Give the data again, word for word.

-- GIVEN INFORMATION start --

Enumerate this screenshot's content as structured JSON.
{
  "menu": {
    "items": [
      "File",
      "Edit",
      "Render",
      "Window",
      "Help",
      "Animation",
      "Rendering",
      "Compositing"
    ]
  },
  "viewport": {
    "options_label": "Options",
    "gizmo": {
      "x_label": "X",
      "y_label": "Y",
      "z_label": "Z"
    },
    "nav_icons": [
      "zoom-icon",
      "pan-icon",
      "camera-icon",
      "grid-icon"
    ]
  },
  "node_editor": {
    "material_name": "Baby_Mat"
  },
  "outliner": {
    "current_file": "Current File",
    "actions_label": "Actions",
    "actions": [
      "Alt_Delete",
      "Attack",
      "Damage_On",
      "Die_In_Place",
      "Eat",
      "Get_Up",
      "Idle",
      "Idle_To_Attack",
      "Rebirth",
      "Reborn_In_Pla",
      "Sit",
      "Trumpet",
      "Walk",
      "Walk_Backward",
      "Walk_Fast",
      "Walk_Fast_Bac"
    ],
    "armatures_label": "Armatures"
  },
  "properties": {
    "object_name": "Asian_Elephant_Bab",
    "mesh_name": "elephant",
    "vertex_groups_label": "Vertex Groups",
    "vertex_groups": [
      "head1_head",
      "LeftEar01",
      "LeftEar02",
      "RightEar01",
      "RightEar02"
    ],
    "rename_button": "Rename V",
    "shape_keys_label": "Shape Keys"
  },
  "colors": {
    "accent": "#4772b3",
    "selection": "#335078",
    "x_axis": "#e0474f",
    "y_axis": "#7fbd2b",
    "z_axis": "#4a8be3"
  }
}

-- GIVEN INFORMATION end --

#### EXERCISE ANSWER:
Enumerate this screenshot's content as structured JSON.
{
  "menu": {
    "items": [
      "File",
      "Edit",
      "Render",
      "Window",
      "Help",
      "Animation",
      "Rendering",
      "Compositing"
    ]
  },
  "viewport": {
    "options_label": "Options",
    "gizmo": {
      "x_label": "X",
      "y_label": "Y",
      "z_label": "Z"
    },
    "nav_icons": [
      "zoom-icon",
      "pan-icon",
      "camera-icon",
      "grid-icon"
    ]
  },
  "node_editor": {
    "material_name": "Baby_Mat"
  },
  "outliner": {
    "current_file": "Current File",
    "actions_label": "Actions",
    "actions": [
      "Alt_Delete",
      "Attack",
      "Damage_On",
      "Die_In_Place",
      "Eat",
      "Get_Up",
      "Idle",
      "Idle_To_Attack",
      "Rebirth",
      "Reborn_In_Pla",
      "Sit",
      "Trumpet",
      "Walk",
      "Walk_Backward",
      "Walk_Fast",
      "Walk_Fast_Bac"
    ],
    "armatures_label": "Armatures"
  },
  "properties": {
    "object_name": "Asian_Elephant_Bab",
    "mesh_name": "elephant",
    "vertex_groups_label": "Vertex Groups",
    "vertex_groups": [
      "head1_head",
      "LeftEar01",
      "LeftEar02",
      "RightEar01",
      "RightEar02"
    ],
    "rename_button": "Rename V",
    "shape_keys_label": "Shape Keys"
  },
  "colors": {
    "accent": "#4772b3",
    "selection": "#335078",
    "x_axis": "#e0474f",
    "y_axis": "#7fbd2b",
    "z_axis": "#4a8be3"
  }
}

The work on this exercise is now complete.